Extracted data entries:

━━━━━━━━━━━━━━━━━━━━━━━━━━━━━━

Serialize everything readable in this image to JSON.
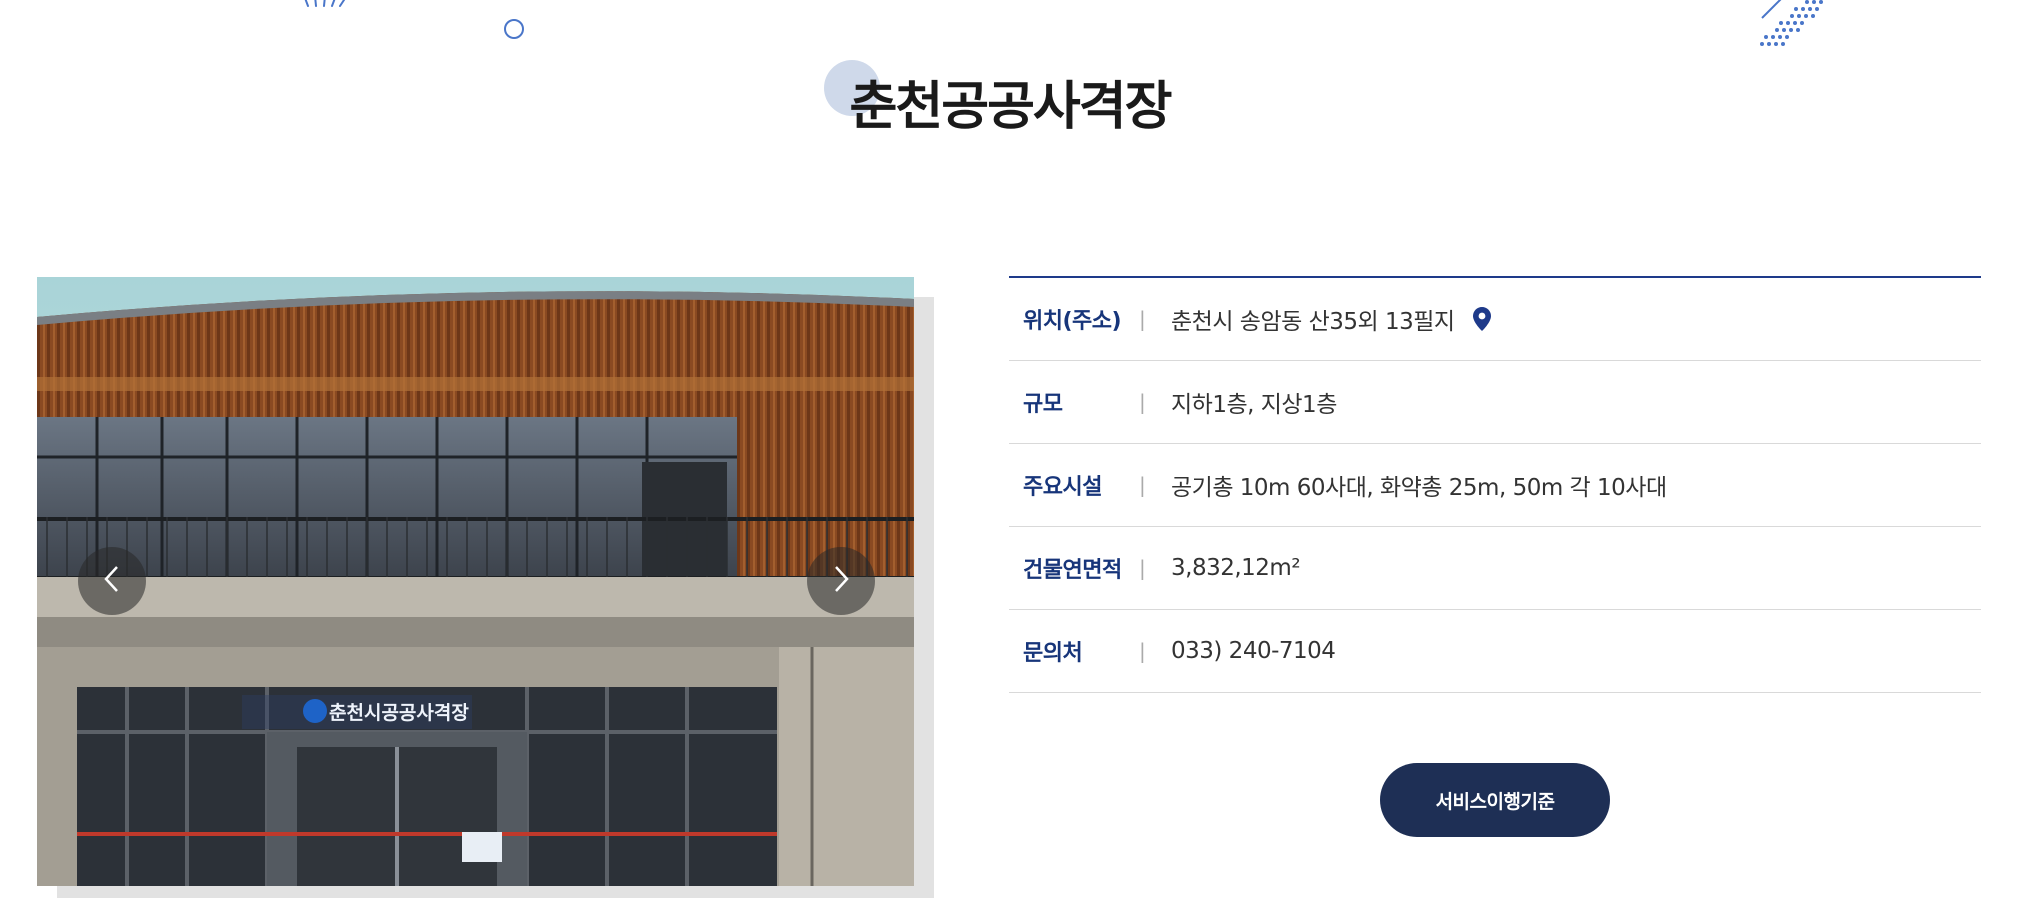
{
  "page": {
    "title": "춘천공공사격장"
  },
  "slider": {
    "image": "building-photo",
    "prev_icon": "chevron-left-icon",
    "next_icon": "chevron-right-icon",
    "signage_text": "춘천시공공사격장"
  },
  "info": {
    "rows": [
      {
        "label": "위치(주소)",
        "separator": "|",
        "value": "춘천시 송암동 산35외 13필지"
      },
      {
        "label": "규모",
        "separator": "|",
        "value": "지하1층, 지상1층"
      },
      {
        "label": "주요시설",
        "separator": "|",
        "value": "공기총 10m 60사대, 화약총 25m, 50m 각 10사대"
      },
      {
        "label": "건물연면적",
        "separator": "|",
        "value": "3,832,12m²"
      },
      {
        "label": "문의처",
        "separator": "|",
        "value": "033) 240-7104"
      }
    ],
    "location_icon": "map-pin-icon"
  },
  "buttons": {
    "service_standard": "서비스이행기준"
  },
  "colors": {
    "accent_navy": "#1e3a8a",
    "label_navy": "#17357a",
    "button_bg": "#1e2f55",
    "title_bubble": "#cfd9ea"
  }
}
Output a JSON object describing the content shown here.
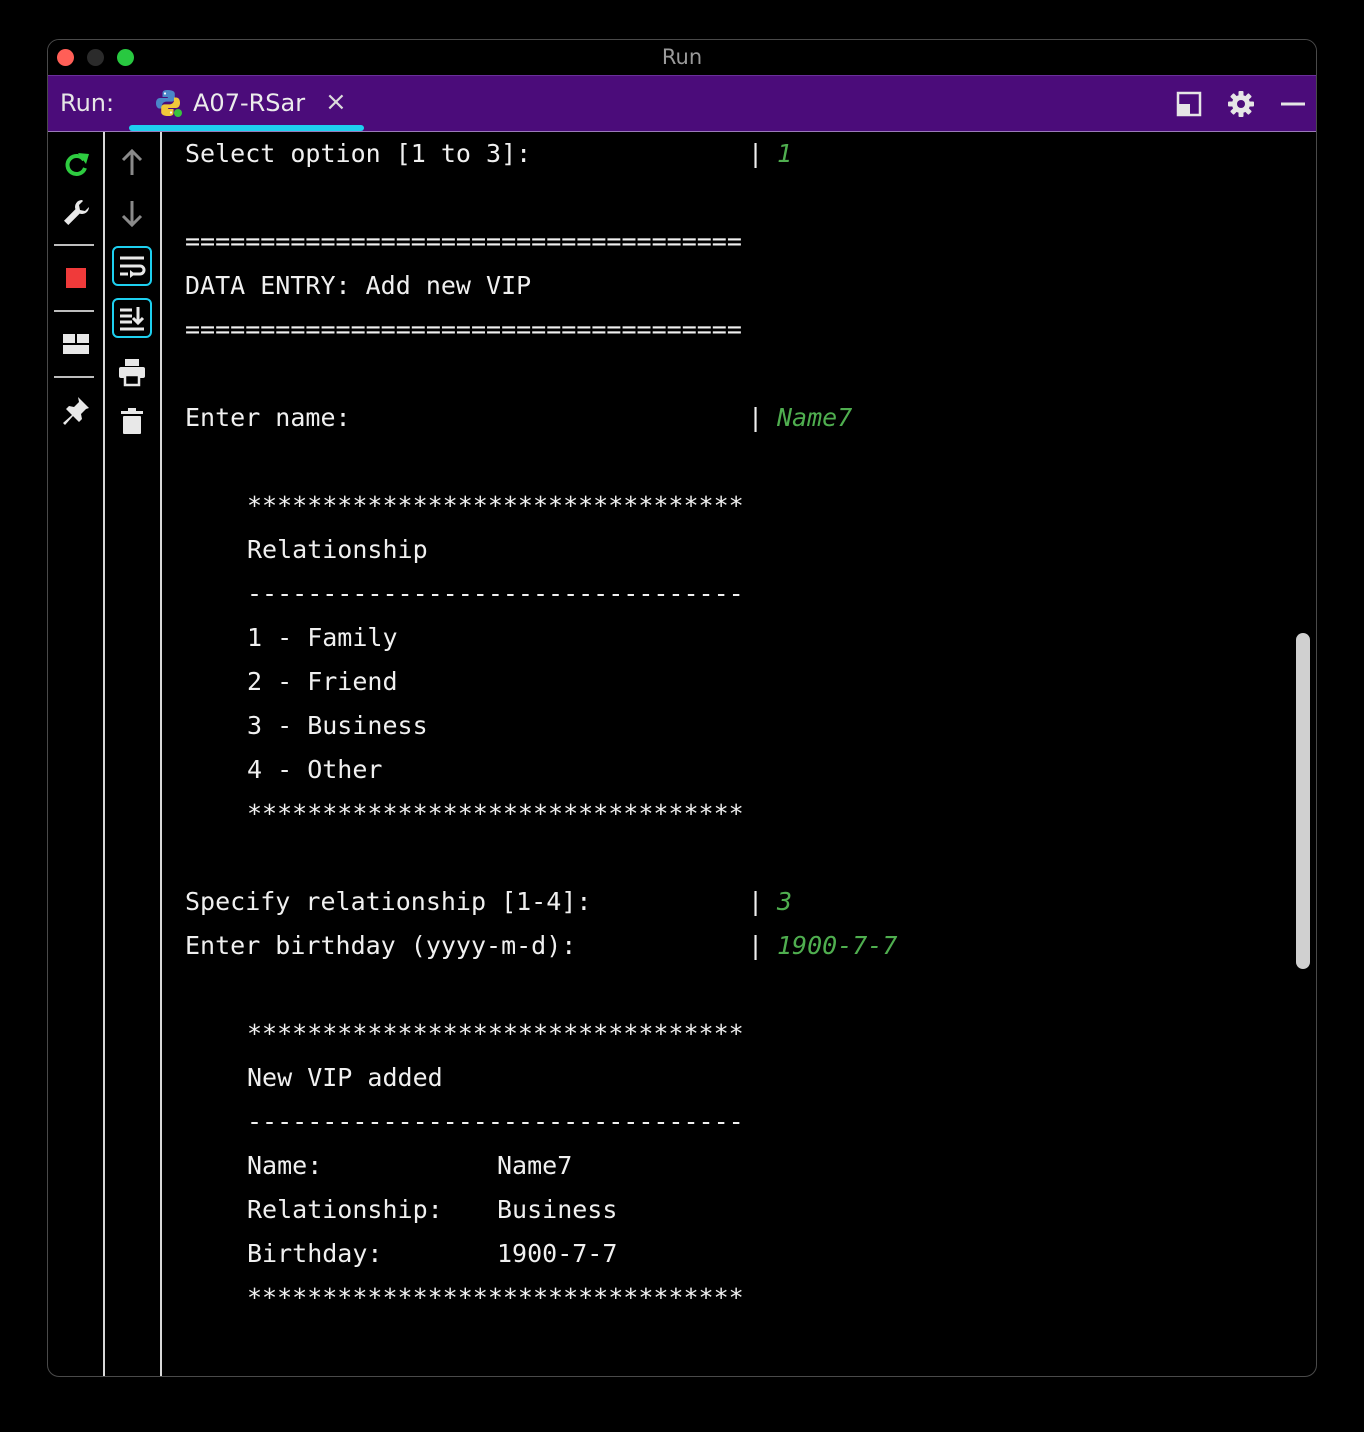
{
  "window": {
    "title": "Run"
  },
  "runbar": {
    "label": "Run:",
    "tab_title": "A07-RSar",
    "tab_close": "×",
    "accent": "#4b0c7a",
    "tab_underline": "#1ed0f0"
  },
  "icons": {
    "toolbar_left": [
      "rerun-icon",
      "wrench-icon",
      "stop-icon",
      "layout-icon",
      "pin-icon"
    ],
    "toolbar_right": [
      "arrow-up-icon",
      "arrow-down-icon",
      "soft-wrap-icon",
      "scroll-to-end-icon",
      "print-icon",
      "trash-icon"
    ],
    "runbar_right": [
      "panel-layout-icon",
      "gear-icon",
      "minimize-icon"
    ]
  },
  "console": {
    "select_prompt": "Select option [1 to 3]:",
    "select_value": "1",
    "rule_eq": "=====================================",
    "header": "DATA ENTRY: Add new VIP",
    "name_prompt": "Enter name:",
    "name_value": "Name7",
    "rule_star": "*********************************",
    "rel_title": "Relationship",
    "rule_dash": "---------------------------------",
    "options": [
      "1 - Family",
      "2 - Friend",
      "3 - Business",
      "4 - Other"
    ],
    "rel_prompt": "Specify relationship [1-4]:",
    "rel_value": "3",
    "bday_prompt": "Enter birthday (yyyy-m-d):",
    "bday_value": "1900-7-7",
    "added_title": "New VIP added",
    "summary": [
      {
        "label": "Name:",
        "value": "Name7"
      },
      {
        "label": "Relationship:",
        "value": "Business"
      },
      {
        "label": "Birthday:",
        "value": "1900-7-7"
      }
    ],
    "separator": "|",
    "input_color": "#4fae4f"
  }
}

━━━━━━━━━━━━━━━━━━━━━━━━━━━━━━

## Exercise
Drop the pictures, then write out only the lines running from the one containing "Output a JSON" through the last line above, both included, exactly.

## Final result
Output a JSON object describing the content shown here.
{
  "window": {
    "title": "Run"
  },
  "runbar": {
    "label": "Run:",
    "tab_title": "A07-RSar",
    "tab_close": "×",
    "accent": "#4b0c7a",
    "tab_underline": "#1ed0f0"
  },
  "icons": {
    "toolbar_left": [
      "rerun-icon",
      "wrench-icon",
      "stop-icon",
      "layout-icon",
      "pin-icon"
    ],
    "toolbar_right": [
      "arrow-up-icon",
      "arrow-down-icon",
      "soft-wrap-icon",
      "scroll-to-end-icon",
      "print-icon",
      "trash-icon"
    ],
    "runbar_right": [
      "panel-layout-icon",
      "gear-icon",
      "minimize-icon"
    ]
  },
  "console": {
    "select_prompt": "Select option [1 to 3]:",
    "select_value": "1",
    "rule_eq": "=====================================",
    "header": "DATA ENTRY: Add new VIP",
    "name_prompt": "Enter name:",
    "name_value": "Name7",
    "rule_star": "*********************************",
    "rel_title": "Relationship",
    "rule_dash": "---------------------------------",
    "options": [
      "1 - Family",
      "2 - Friend",
      "3 - Business",
      "4 - Other"
    ],
    "rel_prompt": "Specify relationship [1-4]:",
    "rel_value": "3",
    "bday_prompt": "Enter birthday (yyyy-m-d):",
    "bday_value": "1900-7-7",
    "added_title": "New VIP added",
    "summary": [
      {
        "label": "Name:",
        "value": "Name7"
      },
      {
        "label": "Relationship:",
        "value": "Business"
      },
      {
        "label": "Birthday:",
        "value": "1900-7-7"
      }
    ],
    "separator": "|",
    "input_color": "#4fae4f"
  }
}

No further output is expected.